**What the task asks:** Reproduce the entries from the line holding "toc-entry-page: 1 bbox=[883, 215, 891, 233]" through the line holding "toc-entry-page: 4 bbox=[883, 445, 891, 463]", inclusive, replacing every "dotted-leader" with "leader-dots" and leaving everything else unchanged.

**Data:**
· · ·

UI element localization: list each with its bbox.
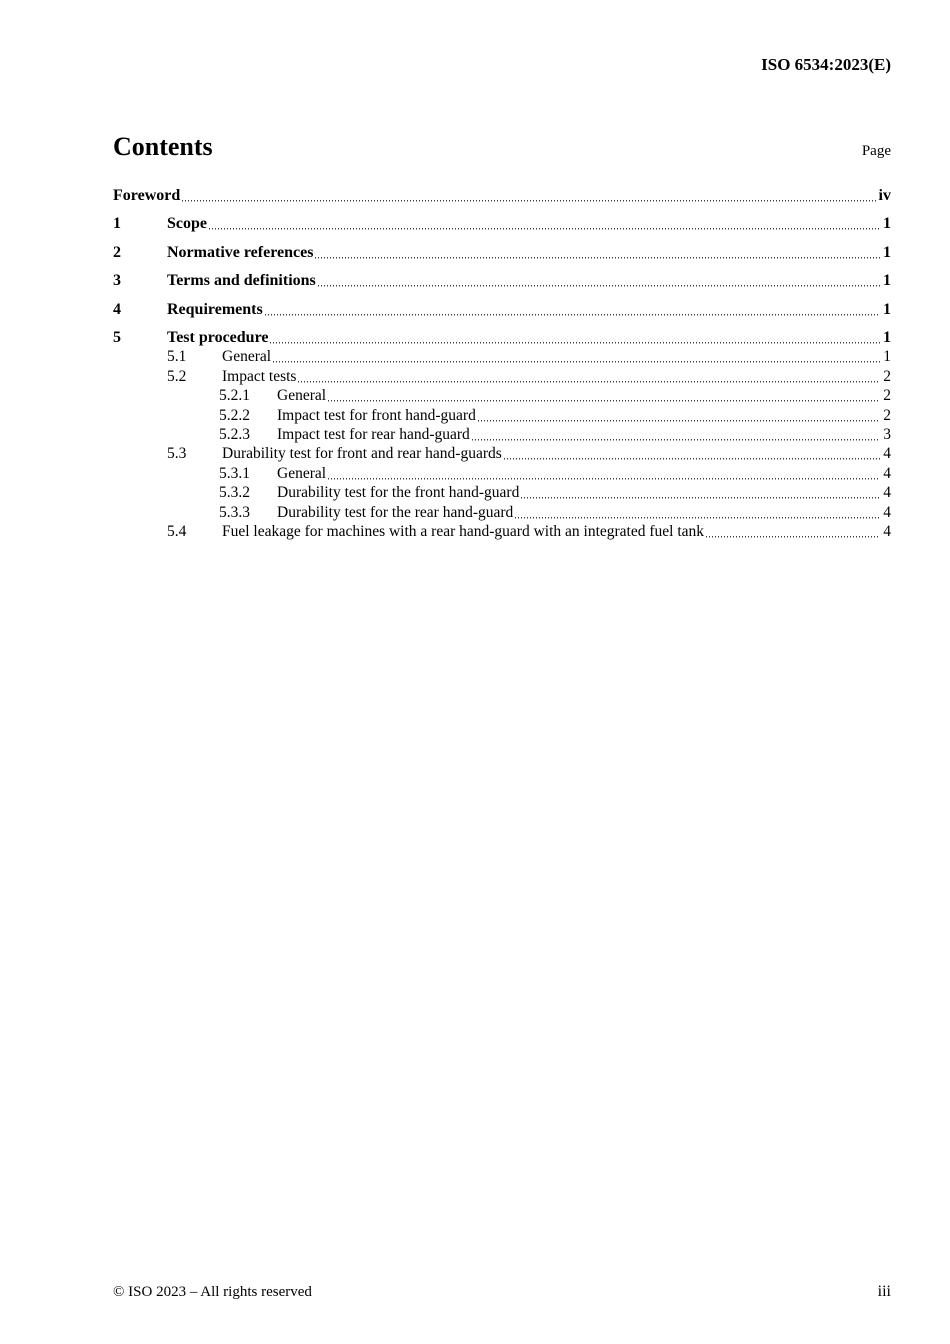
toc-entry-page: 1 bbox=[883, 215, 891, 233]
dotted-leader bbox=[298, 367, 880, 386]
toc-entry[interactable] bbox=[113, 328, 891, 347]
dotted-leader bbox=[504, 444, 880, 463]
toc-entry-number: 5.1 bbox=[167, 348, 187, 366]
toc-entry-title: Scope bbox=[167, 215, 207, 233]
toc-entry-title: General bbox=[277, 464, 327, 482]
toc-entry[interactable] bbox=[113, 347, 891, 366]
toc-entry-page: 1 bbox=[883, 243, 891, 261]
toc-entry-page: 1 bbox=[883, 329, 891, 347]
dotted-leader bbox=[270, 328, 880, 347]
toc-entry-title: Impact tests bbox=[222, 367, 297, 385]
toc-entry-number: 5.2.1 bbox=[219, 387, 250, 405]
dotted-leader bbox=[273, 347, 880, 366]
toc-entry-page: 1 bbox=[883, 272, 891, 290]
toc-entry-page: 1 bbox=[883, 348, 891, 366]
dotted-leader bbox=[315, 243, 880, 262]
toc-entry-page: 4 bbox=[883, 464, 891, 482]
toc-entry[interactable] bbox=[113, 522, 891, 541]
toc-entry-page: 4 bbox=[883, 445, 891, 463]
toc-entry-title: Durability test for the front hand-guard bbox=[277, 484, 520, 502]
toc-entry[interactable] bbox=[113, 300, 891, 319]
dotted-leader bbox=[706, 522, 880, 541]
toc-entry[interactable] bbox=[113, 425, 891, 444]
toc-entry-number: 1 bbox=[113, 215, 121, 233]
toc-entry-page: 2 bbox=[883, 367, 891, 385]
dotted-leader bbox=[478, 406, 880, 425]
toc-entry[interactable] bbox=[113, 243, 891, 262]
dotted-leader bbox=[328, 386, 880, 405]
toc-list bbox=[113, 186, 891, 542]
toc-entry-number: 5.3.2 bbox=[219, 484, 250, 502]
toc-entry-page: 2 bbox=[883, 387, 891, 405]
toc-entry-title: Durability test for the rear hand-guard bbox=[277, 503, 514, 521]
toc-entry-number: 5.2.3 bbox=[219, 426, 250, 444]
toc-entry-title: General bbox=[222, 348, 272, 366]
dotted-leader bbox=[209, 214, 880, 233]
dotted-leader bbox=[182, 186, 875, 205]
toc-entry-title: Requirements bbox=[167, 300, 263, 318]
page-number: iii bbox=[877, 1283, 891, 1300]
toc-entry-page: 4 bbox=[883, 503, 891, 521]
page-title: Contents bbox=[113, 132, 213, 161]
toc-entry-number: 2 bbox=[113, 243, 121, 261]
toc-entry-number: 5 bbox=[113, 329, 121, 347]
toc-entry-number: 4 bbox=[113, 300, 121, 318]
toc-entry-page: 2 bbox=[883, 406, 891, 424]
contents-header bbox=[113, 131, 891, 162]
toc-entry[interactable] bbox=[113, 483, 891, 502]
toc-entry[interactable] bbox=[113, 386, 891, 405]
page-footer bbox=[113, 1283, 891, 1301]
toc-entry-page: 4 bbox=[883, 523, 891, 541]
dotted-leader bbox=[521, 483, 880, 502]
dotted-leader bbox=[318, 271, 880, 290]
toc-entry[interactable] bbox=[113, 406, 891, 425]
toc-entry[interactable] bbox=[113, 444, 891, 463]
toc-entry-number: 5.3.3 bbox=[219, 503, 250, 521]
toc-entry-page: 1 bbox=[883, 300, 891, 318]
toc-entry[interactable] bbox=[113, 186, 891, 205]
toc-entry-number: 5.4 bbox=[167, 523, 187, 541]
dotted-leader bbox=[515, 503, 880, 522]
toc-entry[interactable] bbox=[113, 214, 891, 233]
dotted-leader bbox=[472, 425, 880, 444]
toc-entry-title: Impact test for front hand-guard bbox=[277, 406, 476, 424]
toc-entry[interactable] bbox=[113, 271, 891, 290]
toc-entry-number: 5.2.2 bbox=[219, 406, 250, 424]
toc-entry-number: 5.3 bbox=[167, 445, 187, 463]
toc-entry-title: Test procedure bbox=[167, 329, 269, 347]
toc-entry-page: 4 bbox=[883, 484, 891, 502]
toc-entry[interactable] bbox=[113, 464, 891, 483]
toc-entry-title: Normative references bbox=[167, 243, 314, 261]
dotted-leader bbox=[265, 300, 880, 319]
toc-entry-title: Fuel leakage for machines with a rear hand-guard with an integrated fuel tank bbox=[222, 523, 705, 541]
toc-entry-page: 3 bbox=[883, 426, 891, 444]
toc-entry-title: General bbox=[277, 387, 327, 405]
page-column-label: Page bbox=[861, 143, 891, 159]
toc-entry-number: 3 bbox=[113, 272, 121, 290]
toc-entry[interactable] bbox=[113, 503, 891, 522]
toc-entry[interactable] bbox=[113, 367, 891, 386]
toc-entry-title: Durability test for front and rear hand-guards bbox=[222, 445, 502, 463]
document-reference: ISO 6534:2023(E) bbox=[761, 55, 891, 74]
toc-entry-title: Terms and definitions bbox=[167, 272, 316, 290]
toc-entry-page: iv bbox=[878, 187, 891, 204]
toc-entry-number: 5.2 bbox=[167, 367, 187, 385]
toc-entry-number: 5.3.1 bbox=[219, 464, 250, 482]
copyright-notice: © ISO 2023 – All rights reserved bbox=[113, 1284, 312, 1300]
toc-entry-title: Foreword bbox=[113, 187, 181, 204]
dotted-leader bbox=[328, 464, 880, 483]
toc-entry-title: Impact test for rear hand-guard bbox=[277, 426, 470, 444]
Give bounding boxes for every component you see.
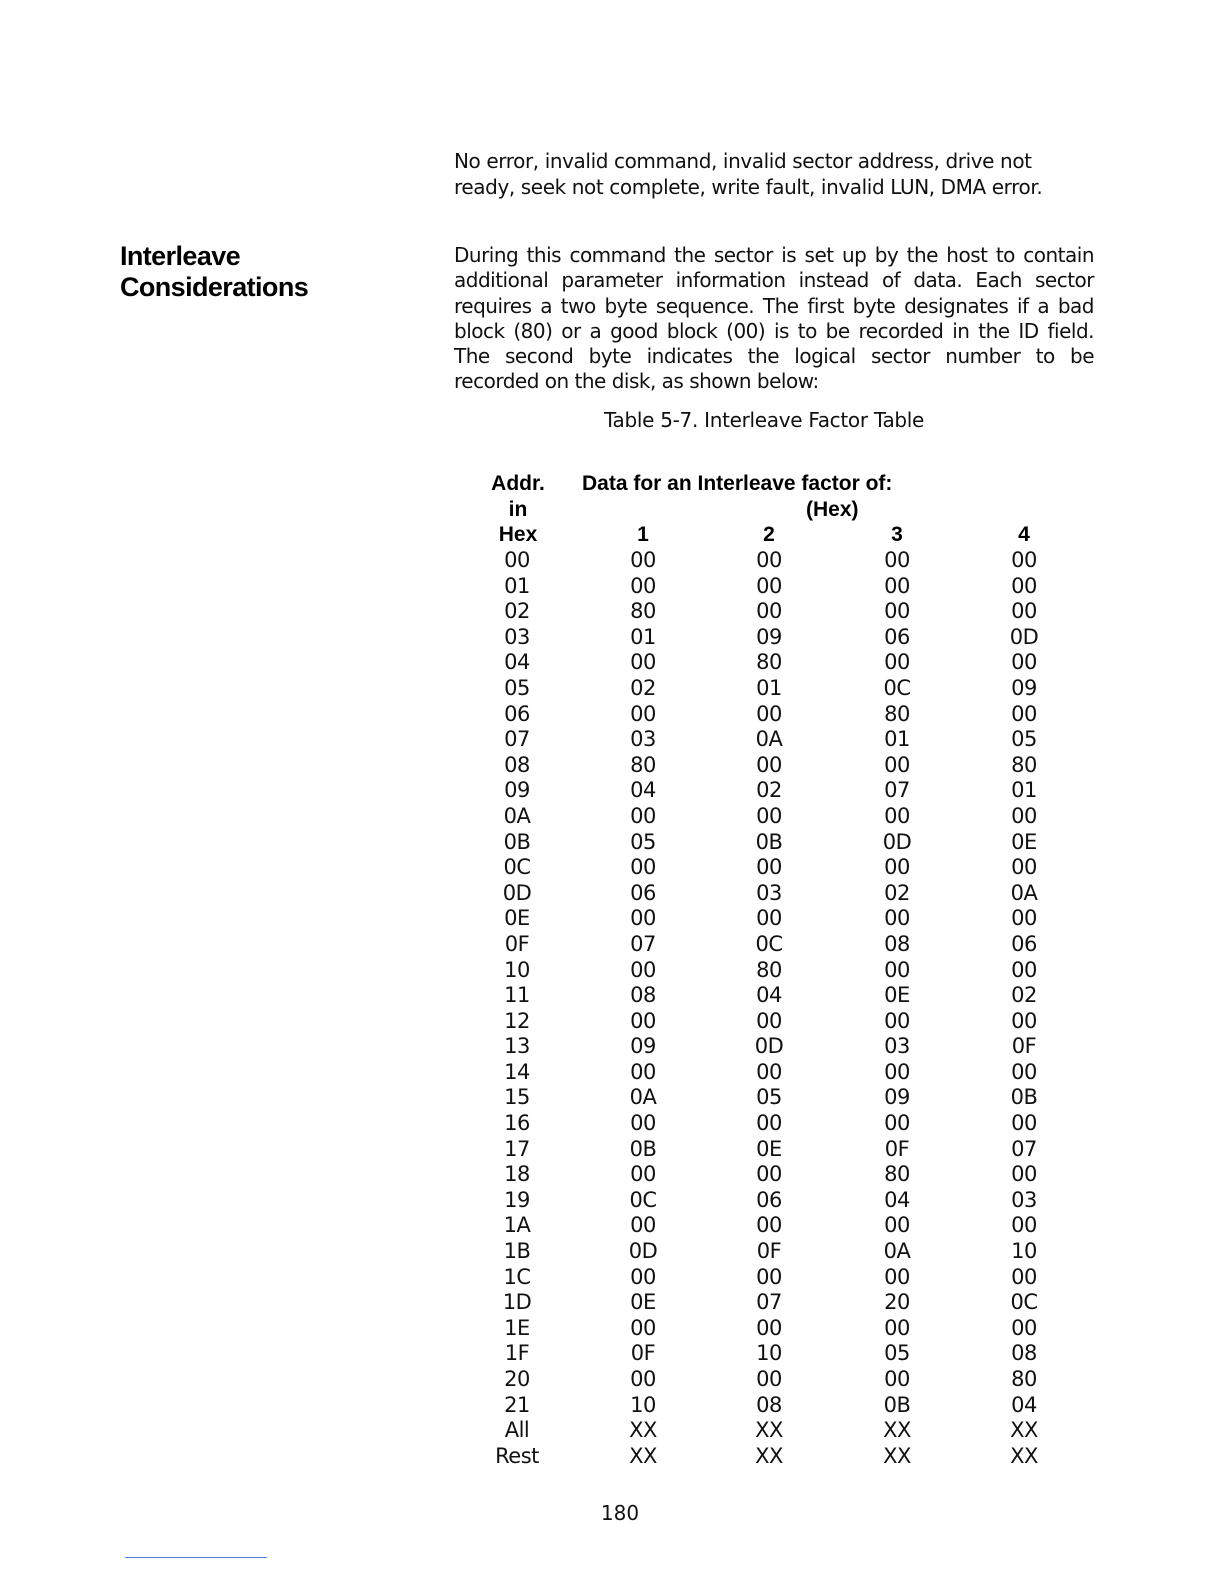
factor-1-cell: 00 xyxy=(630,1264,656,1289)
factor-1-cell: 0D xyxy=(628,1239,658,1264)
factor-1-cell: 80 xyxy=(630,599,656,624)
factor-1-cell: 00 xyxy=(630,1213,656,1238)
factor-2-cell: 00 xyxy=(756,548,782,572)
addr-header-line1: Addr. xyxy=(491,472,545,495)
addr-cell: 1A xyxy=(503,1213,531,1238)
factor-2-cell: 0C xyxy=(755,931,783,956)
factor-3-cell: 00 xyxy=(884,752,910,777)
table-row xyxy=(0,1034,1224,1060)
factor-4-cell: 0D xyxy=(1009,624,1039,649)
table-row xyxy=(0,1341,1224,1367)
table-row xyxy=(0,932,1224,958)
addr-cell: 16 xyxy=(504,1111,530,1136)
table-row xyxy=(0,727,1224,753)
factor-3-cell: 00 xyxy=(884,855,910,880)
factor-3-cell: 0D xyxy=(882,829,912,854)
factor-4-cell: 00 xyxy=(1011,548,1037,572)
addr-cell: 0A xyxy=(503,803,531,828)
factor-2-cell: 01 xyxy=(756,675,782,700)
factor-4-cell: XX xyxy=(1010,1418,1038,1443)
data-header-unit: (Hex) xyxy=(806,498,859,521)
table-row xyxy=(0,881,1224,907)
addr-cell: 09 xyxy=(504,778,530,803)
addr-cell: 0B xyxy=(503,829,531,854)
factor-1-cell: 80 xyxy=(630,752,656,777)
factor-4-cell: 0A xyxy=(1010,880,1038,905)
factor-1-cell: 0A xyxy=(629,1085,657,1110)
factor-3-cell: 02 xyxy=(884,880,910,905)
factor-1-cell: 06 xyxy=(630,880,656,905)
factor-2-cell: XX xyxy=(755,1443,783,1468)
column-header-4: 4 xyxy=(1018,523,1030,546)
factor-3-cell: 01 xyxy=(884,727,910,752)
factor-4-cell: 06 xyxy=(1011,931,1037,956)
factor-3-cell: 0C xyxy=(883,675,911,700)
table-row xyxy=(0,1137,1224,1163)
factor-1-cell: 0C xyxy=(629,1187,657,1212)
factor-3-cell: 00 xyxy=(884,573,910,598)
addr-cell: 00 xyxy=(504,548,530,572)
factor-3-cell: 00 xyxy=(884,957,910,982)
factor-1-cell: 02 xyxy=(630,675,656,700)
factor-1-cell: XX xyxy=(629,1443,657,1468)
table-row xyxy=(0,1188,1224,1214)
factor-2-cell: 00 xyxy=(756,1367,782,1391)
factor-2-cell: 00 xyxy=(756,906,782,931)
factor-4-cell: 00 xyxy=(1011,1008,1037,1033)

· · ·

**Task output:**
toc-entry-page: 1 bbox=[883, 215, 891, 233]
leader-dots bbox=[298, 367, 880, 386]
toc-entry[interactable] bbox=[113, 328, 891, 347]
leader-dots bbox=[504, 444, 880, 463]
toc-entry-number: 5.1 bbox=[167, 348, 187, 366]
toc-entry-title: Scope bbox=[167, 215, 207, 233]
toc-entry-title: General bbox=[277, 464, 327, 482]
toc-entry[interactable] bbox=[113, 347, 891, 366]
toc-entry-page: 1 bbox=[883, 243, 891, 261]
toc-entry-page: 1 bbox=[883, 329, 891, 347]
leader-dots bbox=[270, 328, 880, 347]
toc-entry-title: Impact tests bbox=[222, 367, 297, 385]
toc-entry-number: 5.2.1 bbox=[219, 387, 250, 405]
leader-dots bbox=[273, 347, 880, 366]
toc-entry-page: 1 bbox=[883, 272, 891, 290]
toc-entry-page: 1 bbox=[883, 348, 891, 366]
leader-dots bbox=[315, 243, 880, 262]
toc-entry-page: 4 bbox=[883, 464, 891, 482]
toc-entry[interactable] bbox=[113, 522, 891, 541]
toc-entry-page: 4 bbox=[883, 445, 891, 463]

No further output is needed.